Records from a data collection

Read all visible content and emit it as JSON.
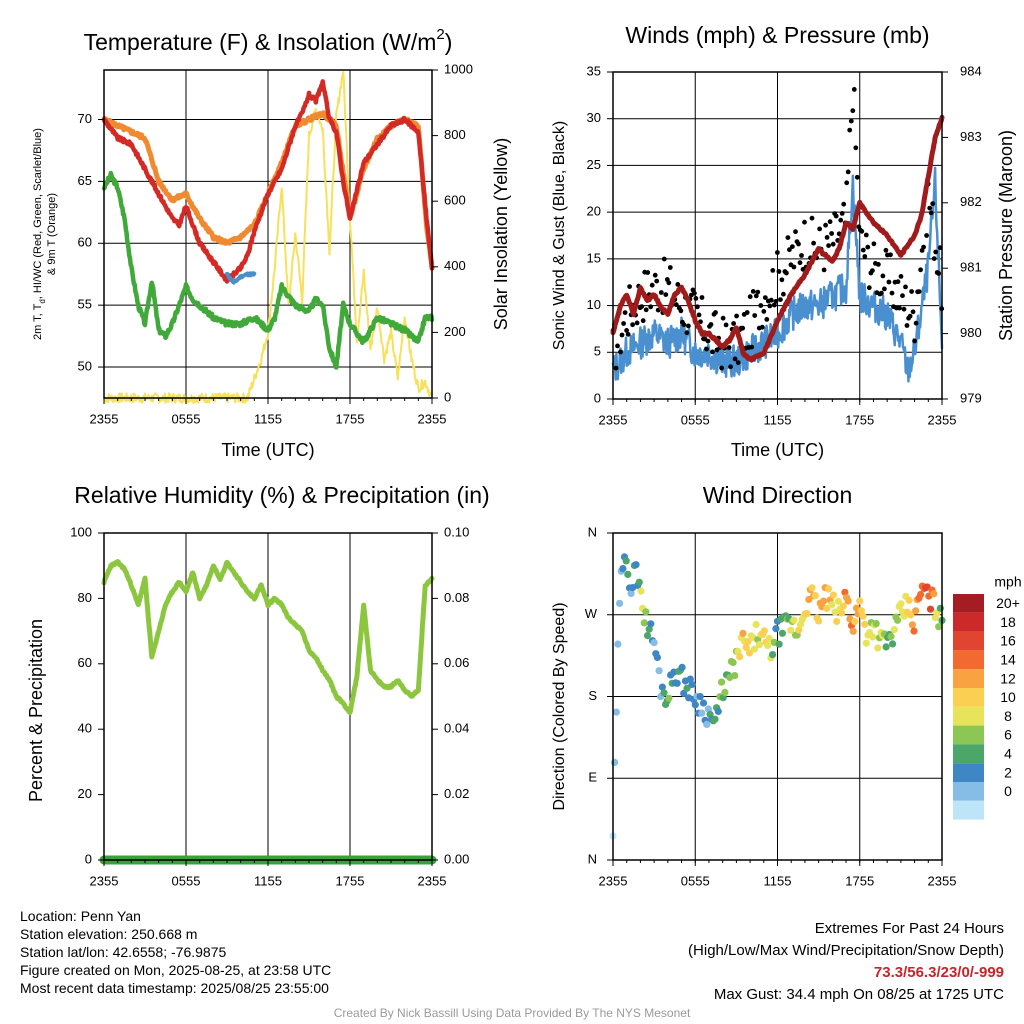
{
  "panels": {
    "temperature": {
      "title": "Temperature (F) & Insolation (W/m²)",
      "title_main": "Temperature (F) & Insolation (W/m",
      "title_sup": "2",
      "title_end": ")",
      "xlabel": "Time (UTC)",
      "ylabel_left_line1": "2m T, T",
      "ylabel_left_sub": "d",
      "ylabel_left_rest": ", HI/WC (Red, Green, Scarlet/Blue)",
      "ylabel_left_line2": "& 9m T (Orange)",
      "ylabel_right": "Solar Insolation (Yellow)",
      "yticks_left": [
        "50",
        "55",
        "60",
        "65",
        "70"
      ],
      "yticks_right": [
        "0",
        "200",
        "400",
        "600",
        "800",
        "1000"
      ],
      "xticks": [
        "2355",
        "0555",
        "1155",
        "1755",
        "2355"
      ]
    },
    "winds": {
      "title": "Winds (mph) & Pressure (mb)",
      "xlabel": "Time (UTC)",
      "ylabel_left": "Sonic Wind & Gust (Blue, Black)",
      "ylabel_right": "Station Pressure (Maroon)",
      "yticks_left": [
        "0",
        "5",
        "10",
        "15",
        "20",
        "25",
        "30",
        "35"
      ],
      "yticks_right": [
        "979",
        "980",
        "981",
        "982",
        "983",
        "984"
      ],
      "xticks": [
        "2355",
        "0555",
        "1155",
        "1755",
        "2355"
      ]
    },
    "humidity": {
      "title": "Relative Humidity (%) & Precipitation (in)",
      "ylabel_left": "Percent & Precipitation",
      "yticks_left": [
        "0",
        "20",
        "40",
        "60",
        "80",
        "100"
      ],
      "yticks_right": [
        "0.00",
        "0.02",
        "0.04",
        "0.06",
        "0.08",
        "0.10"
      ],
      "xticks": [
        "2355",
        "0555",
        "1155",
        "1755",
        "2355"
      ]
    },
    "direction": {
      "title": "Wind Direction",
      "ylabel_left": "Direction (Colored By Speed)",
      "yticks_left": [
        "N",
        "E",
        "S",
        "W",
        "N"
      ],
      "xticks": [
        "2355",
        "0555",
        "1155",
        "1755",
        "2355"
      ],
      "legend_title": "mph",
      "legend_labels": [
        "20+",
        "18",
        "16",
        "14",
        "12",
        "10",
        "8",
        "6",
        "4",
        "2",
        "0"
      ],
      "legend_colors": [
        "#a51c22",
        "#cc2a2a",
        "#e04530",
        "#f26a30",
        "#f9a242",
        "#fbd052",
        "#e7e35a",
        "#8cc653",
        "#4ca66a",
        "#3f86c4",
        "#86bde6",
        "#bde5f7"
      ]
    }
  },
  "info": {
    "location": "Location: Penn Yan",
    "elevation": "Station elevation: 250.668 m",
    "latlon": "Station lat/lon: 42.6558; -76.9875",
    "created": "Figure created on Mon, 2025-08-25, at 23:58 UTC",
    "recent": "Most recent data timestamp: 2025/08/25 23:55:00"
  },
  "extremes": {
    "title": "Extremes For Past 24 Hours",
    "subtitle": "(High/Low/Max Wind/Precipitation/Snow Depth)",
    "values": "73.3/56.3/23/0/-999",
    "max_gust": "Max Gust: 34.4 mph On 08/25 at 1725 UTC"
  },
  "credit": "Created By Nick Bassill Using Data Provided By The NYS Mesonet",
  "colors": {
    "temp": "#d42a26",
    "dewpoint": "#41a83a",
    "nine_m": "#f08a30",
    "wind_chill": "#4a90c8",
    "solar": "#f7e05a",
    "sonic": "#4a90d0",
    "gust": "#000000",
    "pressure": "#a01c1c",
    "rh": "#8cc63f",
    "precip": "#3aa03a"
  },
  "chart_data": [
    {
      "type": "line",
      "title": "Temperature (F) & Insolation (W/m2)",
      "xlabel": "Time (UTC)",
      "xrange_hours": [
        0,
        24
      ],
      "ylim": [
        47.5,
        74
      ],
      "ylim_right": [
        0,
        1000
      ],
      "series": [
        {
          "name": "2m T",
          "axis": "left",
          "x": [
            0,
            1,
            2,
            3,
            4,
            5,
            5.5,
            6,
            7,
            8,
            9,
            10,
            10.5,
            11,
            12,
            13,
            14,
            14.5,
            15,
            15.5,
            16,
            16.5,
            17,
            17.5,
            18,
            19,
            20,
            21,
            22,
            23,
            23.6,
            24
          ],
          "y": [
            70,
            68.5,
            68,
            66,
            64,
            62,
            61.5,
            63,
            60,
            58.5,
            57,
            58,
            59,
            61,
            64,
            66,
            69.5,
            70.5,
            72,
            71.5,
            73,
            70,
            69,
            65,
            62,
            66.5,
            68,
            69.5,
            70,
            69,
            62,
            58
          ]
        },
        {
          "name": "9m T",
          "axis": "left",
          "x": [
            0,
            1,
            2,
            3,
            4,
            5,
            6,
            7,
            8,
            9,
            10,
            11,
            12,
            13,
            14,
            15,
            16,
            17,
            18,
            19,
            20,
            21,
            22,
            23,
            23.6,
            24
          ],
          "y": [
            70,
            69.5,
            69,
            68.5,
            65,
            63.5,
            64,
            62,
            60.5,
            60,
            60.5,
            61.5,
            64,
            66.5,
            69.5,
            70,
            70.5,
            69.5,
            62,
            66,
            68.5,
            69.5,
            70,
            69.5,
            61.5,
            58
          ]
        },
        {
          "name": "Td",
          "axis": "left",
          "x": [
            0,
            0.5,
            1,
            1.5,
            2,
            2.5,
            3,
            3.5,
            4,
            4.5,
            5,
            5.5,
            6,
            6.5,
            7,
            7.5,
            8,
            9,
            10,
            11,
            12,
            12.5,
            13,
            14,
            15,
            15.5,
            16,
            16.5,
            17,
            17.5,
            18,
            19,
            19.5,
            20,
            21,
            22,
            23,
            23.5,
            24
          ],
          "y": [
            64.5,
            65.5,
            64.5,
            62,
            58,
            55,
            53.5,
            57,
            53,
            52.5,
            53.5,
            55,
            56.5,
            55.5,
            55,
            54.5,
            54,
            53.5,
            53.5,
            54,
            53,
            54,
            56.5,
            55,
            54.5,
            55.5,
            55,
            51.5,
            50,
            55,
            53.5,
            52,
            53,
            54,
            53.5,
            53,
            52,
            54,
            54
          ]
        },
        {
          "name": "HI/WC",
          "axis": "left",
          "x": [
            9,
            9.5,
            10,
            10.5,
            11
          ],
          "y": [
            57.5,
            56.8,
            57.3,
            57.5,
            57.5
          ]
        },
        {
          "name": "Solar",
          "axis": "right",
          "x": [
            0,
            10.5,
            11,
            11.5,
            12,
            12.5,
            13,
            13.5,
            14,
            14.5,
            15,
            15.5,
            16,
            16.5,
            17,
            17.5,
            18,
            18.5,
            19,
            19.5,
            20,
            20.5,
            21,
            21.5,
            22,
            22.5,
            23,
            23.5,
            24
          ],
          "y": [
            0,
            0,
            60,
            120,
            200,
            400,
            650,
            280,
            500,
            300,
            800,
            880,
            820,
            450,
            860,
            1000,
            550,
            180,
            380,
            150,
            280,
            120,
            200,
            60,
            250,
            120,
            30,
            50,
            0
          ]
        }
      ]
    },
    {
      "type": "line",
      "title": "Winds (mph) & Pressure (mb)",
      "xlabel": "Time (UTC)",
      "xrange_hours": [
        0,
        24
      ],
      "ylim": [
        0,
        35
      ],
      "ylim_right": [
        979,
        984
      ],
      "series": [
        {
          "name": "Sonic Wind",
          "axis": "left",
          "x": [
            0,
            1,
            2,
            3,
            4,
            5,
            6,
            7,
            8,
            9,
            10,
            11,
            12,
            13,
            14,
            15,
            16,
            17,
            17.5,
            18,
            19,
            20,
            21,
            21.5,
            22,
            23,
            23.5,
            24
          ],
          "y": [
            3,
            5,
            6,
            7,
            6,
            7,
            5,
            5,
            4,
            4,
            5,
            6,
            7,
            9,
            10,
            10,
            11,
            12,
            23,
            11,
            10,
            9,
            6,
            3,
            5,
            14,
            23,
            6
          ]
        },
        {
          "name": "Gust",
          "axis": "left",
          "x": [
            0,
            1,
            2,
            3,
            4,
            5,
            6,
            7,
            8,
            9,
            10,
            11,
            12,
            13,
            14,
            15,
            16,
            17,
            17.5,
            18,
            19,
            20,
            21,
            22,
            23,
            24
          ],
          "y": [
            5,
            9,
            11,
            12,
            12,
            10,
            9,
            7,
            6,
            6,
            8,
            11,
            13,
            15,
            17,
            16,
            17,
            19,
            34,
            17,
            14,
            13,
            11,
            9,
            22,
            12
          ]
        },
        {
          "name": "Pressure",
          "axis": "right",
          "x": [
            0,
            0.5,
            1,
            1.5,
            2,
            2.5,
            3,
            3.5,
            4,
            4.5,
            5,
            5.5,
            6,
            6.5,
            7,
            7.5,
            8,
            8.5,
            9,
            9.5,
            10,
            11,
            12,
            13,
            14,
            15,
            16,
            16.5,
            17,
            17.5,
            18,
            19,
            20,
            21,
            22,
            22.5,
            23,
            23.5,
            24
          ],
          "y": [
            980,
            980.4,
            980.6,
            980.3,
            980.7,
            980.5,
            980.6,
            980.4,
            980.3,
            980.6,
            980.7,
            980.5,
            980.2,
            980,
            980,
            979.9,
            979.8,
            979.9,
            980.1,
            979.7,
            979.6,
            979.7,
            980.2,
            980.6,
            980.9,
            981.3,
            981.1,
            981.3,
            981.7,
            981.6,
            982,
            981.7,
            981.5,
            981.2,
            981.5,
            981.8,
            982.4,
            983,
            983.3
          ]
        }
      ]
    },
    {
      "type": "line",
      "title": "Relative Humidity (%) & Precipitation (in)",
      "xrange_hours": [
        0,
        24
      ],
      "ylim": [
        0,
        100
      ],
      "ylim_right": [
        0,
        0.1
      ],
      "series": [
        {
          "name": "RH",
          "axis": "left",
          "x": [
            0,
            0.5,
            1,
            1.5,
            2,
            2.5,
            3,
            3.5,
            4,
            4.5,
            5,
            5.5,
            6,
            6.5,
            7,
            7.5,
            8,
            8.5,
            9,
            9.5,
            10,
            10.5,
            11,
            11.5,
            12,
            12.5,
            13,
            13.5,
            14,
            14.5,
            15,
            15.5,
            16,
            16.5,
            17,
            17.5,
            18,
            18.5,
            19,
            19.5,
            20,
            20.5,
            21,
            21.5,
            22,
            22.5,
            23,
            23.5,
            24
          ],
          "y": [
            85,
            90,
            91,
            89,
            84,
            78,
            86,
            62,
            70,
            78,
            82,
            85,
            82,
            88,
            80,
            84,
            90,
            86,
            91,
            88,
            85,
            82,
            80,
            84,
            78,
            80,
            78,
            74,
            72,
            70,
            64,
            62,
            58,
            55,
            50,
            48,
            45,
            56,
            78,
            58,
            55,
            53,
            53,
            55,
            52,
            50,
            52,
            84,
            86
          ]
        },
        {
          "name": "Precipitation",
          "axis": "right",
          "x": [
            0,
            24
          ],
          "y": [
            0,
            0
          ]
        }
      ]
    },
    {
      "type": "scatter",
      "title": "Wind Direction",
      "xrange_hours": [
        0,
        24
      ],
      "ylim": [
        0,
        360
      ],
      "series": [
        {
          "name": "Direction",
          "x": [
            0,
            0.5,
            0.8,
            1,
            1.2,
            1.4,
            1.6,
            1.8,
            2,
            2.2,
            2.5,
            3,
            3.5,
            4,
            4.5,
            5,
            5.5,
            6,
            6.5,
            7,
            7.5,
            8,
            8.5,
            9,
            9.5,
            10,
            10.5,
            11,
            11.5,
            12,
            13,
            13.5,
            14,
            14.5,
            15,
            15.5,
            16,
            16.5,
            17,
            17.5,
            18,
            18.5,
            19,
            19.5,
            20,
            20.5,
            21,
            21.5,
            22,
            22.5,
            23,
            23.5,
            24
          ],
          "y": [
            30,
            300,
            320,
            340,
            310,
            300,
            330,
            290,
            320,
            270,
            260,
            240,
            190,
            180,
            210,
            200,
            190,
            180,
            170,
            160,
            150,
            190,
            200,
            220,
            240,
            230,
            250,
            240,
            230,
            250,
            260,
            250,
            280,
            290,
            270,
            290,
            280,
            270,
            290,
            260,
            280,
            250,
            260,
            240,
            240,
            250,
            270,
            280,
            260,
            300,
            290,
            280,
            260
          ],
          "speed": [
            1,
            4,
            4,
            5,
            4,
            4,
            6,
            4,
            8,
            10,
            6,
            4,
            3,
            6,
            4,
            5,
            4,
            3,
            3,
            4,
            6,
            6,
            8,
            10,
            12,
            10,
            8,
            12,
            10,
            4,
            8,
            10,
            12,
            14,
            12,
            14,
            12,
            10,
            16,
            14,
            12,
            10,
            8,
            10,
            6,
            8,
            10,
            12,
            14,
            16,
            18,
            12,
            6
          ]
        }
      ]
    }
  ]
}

» **SHORT PROBLEM**:
The word "Insolation" may appear on some lines of these records; state how many such lines there are, and nothing else.

» **TASK OUTPUT**:
4